Exercise goal
Write out each row below word for word, leaving out the picture.

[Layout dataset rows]

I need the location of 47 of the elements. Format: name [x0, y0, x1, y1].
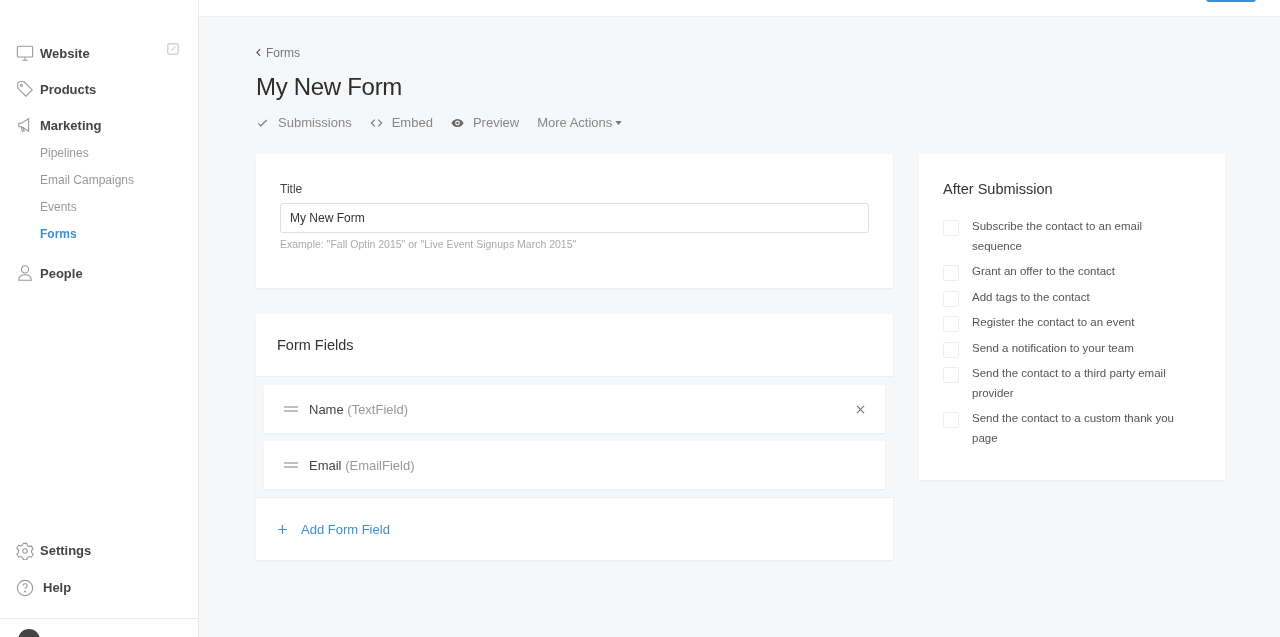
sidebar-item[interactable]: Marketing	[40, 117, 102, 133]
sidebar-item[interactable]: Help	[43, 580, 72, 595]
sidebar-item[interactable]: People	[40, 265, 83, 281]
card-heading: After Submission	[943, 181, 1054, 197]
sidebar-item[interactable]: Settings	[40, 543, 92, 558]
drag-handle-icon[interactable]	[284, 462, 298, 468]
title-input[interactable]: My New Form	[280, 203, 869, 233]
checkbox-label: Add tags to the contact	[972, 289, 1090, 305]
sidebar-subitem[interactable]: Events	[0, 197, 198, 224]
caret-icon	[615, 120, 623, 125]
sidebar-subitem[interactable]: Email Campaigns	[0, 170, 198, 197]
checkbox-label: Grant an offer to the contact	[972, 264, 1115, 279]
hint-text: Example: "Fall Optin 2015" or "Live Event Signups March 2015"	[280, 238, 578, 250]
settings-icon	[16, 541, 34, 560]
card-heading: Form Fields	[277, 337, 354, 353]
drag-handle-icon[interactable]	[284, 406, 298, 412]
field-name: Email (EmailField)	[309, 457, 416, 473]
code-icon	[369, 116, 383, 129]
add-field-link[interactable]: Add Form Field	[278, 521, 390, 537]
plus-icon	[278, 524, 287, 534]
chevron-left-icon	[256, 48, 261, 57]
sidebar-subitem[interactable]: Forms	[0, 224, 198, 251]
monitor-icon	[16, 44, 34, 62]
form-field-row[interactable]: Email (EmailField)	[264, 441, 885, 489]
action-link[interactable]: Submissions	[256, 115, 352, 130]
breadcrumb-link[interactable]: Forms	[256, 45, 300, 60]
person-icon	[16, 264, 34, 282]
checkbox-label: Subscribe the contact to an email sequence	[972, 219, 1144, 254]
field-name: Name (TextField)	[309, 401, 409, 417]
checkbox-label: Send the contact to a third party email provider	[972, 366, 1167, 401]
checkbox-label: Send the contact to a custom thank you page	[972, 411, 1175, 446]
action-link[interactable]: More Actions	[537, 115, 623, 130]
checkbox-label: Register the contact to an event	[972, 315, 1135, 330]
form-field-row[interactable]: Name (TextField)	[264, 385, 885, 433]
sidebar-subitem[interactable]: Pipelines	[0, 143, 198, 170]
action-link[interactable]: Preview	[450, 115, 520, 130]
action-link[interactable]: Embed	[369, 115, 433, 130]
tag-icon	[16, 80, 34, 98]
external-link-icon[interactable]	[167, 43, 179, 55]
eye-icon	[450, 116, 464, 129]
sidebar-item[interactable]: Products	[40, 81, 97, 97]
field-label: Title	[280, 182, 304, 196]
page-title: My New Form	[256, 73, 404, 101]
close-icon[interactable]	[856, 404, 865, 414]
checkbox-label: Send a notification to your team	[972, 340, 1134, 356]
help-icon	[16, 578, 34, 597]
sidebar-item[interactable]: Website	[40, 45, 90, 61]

Response
I need the location of 47 of the elements. Format: name [x0, y0, x1, y1].
sidebar-item[interactable]: Marketing	[40, 117, 102, 133]
sidebar-item[interactable]: Help	[43, 580, 72, 595]
sidebar-item[interactable]: People	[40, 265, 83, 281]
card-heading: After Submission	[943, 181, 1054, 197]
sidebar-item[interactable]: Settings	[40, 543, 92, 558]
drag-handle-icon[interactable]	[284, 462, 298, 468]
title-input[interactable]: My New Form	[280, 203, 869, 233]
checkbox-label: Add tags to the contact	[972, 289, 1090, 305]
sidebar-subitem[interactable]: Events	[0, 197, 198, 224]
caret-icon	[615, 120, 623, 125]
sidebar-subitem[interactable]: Email Campaigns	[0, 170, 198, 197]
checkbox-label: Grant an offer to the contact	[972, 264, 1115, 279]
hint-text: Example: "Fall Optin 2015" or "Live Event Signups March 2015"	[280, 238, 578, 250]
settings-icon	[16, 541, 34, 560]
card-heading: Form Fields	[277, 337, 354, 353]
drag-handle-icon[interactable]	[284, 406, 298, 412]
field-name: Email (EmailField)	[309, 457, 416, 473]
code-icon	[369, 116, 383, 129]
add-field-link[interactable]: Add Form Field	[278, 521, 390, 537]
plus-icon	[278, 524, 287, 534]
chevron-left-icon	[256, 48, 261, 57]
sidebar-subitem[interactable]: Forms	[0, 224, 198, 251]
monitor-icon	[16, 44, 34, 62]
form-field-row[interactable]: Email (EmailField)	[264, 441, 885, 489]
action-link[interactable]: Submissions	[256, 115, 352, 130]
breadcrumb-link[interactable]: Forms	[256, 45, 300, 60]
person-icon	[16, 264, 34, 282]
checkbox-label: Subscribe the contact to an email sequence	[972, 219, 1144, 254]
field-name: Name (TextField)	[309, 401, 409, 417]
checkbox-label: Send the contact to a third party email provider	[972, 366, 1167, 401]
checkbox-label: Send the contact to a custom thank you page	[972, 411, 1175, 446]
action-link[interactable]: More Actions	[537, 115, 623, 130]
checkbox-label: Register the contact to an event	[972, 315, 1135, 330]
form-field-row[interactable]: Name (TextField)	[264, 385, 885, 433]
sidebar-subitem[interactable]: Pipelines	[0, 143, 198, 170]
action-link[interactable]: Preview	[450, 115, 520, 130]
action-link[interactable]: Embed	[369, 115, 433, 130]
tag-icon	[16, 80, 34, 98]
external-link-icon[interactable]	[167, 43, 179, 55]
eye-icon	[450, 116, 464, 129]
sidebar-item[interactable]: Products	[40, 81, 97, 97]
field-label: Title	[280, 182, 304, 196]
page-title: My New Form	[256, 73, 404, 101]
close-icon[interactable]	[856, 404, 865, 414]
checkbox-label: Send a notification to your team	[972, 340, 1134, 356]
help-icon	[16, 578, 34, 597]
sidebar-item[interactable]: Website	[40, 45, 90, 61]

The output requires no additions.